## WHAT YOU HAVE TO DO
Return each line containing the string "object".

-- -- --

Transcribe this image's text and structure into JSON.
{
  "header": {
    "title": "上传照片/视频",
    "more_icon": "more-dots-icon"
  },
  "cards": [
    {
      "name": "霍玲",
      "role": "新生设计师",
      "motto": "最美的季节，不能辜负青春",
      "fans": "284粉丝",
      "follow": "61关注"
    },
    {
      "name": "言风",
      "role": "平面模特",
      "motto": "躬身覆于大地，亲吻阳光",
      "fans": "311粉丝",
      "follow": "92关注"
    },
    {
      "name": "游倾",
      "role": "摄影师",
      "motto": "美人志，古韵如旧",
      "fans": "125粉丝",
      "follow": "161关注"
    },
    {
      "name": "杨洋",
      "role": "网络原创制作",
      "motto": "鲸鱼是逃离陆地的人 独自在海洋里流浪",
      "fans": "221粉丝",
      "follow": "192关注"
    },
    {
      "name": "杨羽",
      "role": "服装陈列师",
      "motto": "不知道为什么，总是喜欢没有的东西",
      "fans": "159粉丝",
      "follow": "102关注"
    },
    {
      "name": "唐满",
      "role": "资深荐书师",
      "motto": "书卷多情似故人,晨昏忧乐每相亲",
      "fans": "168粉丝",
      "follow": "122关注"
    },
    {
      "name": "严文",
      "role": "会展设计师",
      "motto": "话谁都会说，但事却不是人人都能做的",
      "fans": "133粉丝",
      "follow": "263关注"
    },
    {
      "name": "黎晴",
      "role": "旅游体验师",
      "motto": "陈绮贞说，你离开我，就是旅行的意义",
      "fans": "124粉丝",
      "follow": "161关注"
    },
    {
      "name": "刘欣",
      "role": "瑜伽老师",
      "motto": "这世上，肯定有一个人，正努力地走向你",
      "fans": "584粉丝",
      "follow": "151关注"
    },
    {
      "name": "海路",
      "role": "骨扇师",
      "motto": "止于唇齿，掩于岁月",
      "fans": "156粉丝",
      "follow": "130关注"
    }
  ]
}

-- -- --

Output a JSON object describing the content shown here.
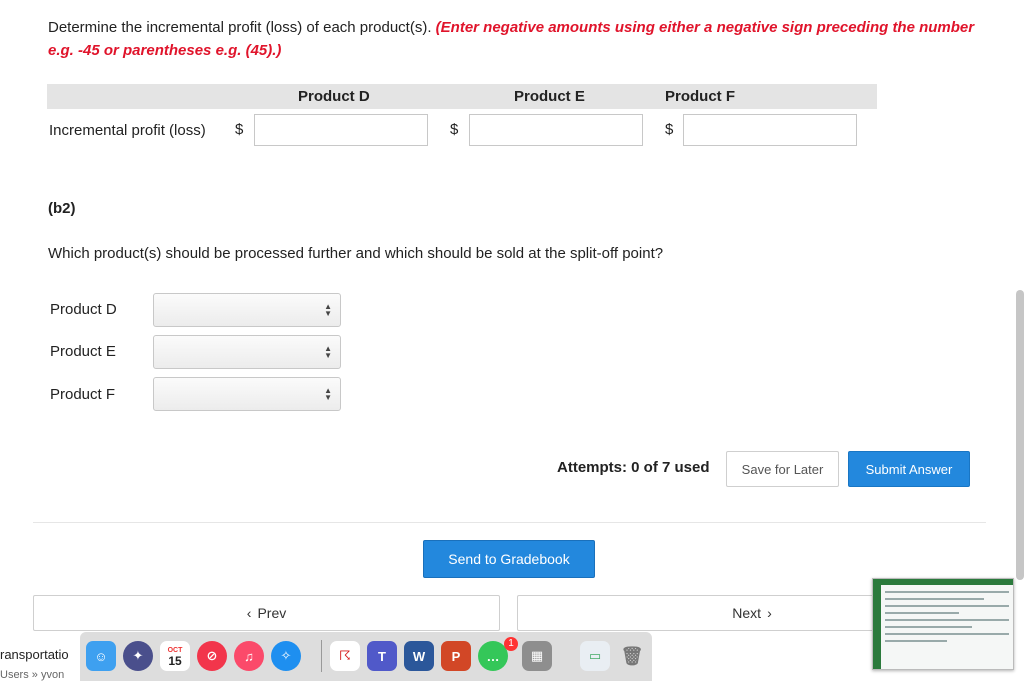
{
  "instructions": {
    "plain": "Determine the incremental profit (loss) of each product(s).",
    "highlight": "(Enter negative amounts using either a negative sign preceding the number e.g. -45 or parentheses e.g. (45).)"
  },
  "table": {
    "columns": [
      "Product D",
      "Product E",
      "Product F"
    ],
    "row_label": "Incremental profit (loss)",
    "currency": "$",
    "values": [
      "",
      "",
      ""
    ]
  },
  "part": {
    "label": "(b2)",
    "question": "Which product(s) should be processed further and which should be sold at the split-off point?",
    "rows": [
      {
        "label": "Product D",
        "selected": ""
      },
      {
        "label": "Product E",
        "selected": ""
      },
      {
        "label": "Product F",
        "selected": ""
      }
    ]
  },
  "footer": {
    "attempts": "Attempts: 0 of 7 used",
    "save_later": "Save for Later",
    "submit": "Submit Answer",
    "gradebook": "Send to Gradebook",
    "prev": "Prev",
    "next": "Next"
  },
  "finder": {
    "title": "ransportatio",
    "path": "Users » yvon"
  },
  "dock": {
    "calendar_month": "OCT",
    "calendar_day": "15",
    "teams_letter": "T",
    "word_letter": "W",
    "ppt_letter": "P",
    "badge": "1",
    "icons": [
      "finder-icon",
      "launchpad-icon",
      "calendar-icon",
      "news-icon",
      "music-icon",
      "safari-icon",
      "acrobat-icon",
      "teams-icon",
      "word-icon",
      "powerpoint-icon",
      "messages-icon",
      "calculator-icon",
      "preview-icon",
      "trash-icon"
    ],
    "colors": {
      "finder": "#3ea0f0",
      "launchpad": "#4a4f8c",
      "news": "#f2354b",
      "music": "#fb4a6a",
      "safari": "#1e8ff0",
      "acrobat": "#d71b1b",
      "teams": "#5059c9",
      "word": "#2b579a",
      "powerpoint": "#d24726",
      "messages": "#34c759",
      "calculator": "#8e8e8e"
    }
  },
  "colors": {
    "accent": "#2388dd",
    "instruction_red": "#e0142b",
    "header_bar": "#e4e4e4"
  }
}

-- -- --

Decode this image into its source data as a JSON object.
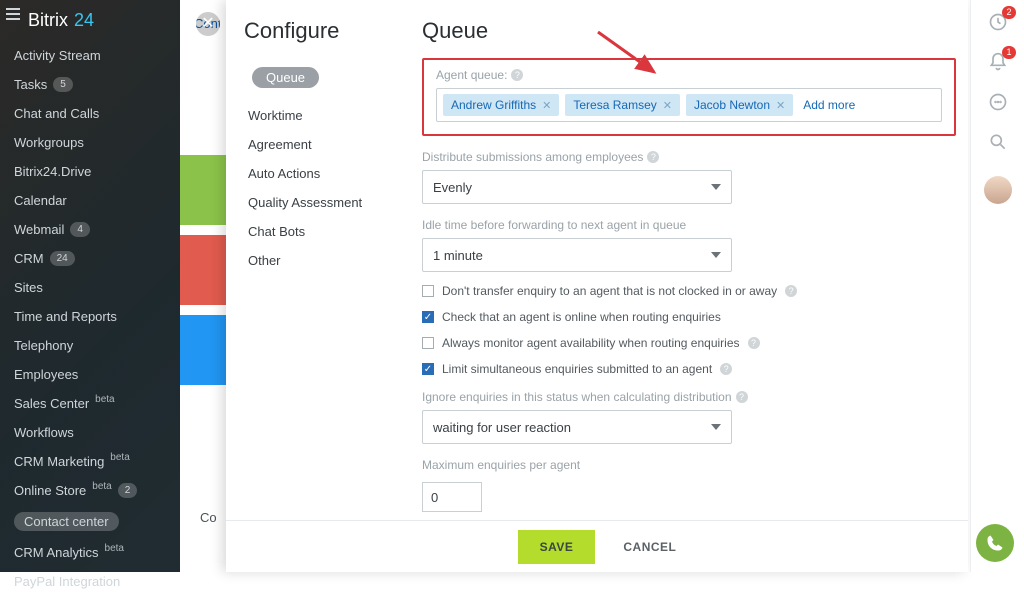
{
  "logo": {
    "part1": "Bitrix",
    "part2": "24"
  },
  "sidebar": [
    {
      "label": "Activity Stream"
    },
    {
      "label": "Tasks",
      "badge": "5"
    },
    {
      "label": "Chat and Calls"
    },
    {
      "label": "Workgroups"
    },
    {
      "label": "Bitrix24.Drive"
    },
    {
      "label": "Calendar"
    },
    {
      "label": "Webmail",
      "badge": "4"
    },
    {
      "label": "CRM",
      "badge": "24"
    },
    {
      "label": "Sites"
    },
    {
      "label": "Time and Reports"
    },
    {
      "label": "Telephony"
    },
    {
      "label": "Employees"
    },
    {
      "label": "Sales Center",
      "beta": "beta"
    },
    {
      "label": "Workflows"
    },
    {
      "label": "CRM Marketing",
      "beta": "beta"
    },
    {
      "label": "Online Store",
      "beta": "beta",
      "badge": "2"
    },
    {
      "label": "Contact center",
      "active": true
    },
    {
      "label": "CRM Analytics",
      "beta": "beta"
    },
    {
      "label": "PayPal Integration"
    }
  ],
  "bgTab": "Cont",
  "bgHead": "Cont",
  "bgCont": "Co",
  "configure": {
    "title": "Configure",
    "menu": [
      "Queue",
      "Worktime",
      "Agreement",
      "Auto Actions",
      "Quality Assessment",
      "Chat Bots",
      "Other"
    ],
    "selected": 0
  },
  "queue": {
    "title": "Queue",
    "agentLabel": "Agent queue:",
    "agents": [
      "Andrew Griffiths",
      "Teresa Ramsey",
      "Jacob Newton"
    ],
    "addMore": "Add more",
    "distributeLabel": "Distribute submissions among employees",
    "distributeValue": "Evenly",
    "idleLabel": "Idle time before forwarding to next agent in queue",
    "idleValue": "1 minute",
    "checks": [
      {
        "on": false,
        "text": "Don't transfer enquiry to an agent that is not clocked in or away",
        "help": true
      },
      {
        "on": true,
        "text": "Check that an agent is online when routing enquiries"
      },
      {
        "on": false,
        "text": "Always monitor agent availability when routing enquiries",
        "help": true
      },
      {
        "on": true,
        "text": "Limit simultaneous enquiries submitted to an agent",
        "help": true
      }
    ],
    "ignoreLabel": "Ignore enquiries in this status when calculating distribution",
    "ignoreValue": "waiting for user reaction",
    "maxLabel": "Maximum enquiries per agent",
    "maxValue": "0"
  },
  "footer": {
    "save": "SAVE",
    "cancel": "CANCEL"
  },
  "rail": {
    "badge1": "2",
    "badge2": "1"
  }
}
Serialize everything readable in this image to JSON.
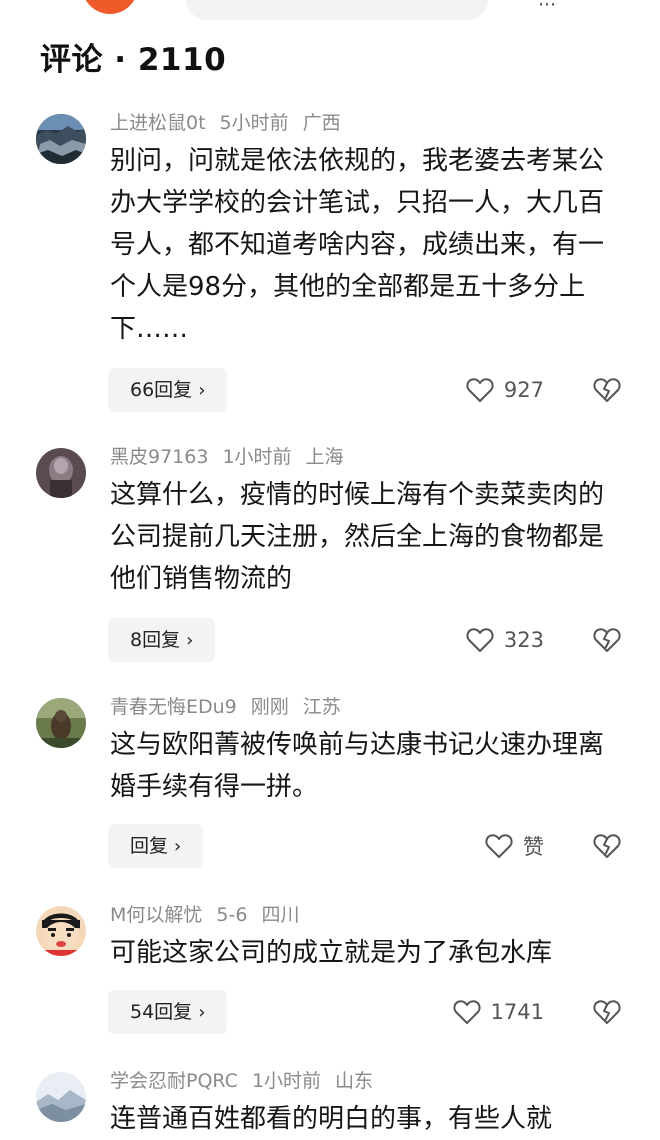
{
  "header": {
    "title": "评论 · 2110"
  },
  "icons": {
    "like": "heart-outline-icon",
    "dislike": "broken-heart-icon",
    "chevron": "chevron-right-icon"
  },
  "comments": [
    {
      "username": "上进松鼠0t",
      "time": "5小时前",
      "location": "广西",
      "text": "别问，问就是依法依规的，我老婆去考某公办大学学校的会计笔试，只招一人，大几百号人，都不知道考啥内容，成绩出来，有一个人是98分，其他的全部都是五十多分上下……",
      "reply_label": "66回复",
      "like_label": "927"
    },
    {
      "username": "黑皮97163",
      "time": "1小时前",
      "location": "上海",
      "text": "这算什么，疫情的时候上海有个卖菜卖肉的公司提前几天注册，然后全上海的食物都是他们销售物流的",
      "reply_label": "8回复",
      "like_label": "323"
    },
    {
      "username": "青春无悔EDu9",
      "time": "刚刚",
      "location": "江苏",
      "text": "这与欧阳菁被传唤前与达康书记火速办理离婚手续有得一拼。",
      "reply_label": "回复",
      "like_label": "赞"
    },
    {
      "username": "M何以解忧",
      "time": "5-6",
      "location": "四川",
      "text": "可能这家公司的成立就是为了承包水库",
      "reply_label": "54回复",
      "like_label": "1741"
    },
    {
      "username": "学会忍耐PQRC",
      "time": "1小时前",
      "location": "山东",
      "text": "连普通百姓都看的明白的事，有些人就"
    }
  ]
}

-- -- --

## OUTPUT OF THE EXERCISE
Output a JSON object describing the content shown here.
Decode this image into its source data as a JSON object.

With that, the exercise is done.